Data excerpts |
◇ ◇ ◇ ◇ ◇
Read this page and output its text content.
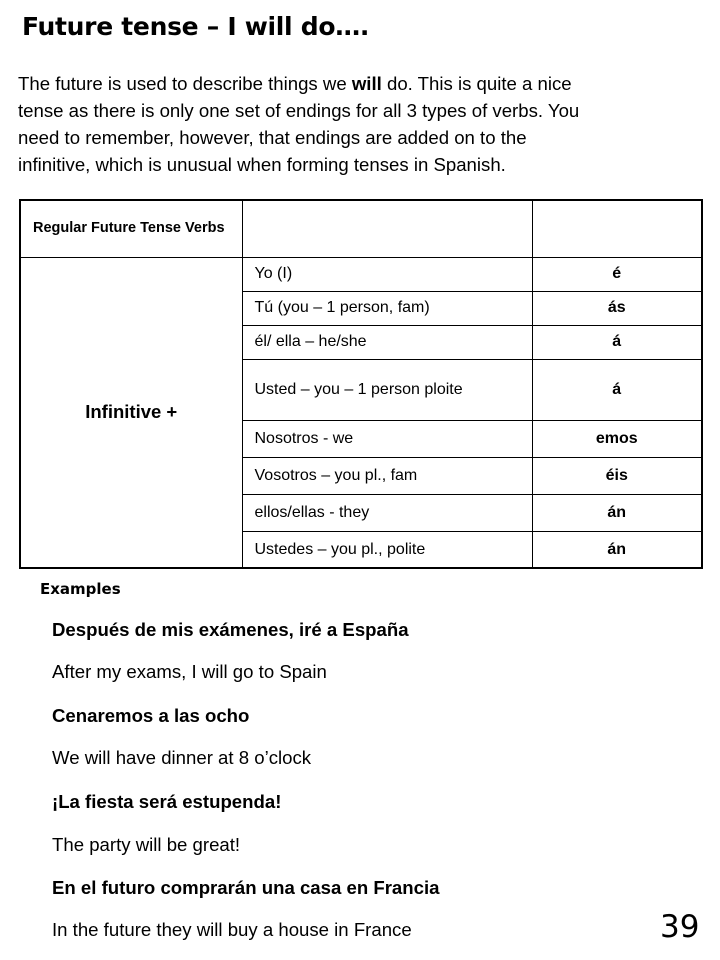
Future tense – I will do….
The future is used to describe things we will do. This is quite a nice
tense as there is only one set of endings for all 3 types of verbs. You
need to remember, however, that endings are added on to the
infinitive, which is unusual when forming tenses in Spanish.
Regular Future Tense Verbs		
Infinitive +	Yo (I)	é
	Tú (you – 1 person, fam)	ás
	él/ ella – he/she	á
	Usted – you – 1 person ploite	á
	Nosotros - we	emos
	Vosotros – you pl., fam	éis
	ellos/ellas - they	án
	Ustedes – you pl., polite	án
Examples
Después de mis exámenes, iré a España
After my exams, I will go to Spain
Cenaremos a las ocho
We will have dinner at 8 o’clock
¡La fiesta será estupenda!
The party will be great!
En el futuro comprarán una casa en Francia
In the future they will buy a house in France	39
◇ ◇ ◇ ◇ ◇
Exercise |
Restate each of the entries above word for word and skip every image.

Exercise result |
Read this page and output its text content.
Future tense – I will do….
The future is used to describe things we will do. This is quite a nice
tense as there is only one set of endings for all 3 types of verbs. You
need to remember, however, that endings are added on to the
infinitive, which is unusual when forming tenses in Spanish.
Regular Future Tense Verbs		
Infinitive +	Yo (I)	é
	Tú (you – 1 person, fam)	ás
	él/ ella – he/she	á
	Usted – you – 1 person ploite	á
	Nosotros - we	emos
	Vosotros – you pl., fam	éis
	ellos/ellas - they	án
	Ustedes – you pl., polite	án
Examples
Después de mis exámenes, iré a España
After my exams, I will go to Spain
Cenaremos a las ocho
We will have dinner at 8 o’clock
¡La fiesta será estupenda!
The party will be great!
En el futuro comprarán una casa en Francia
In the future they will buy a house in France	39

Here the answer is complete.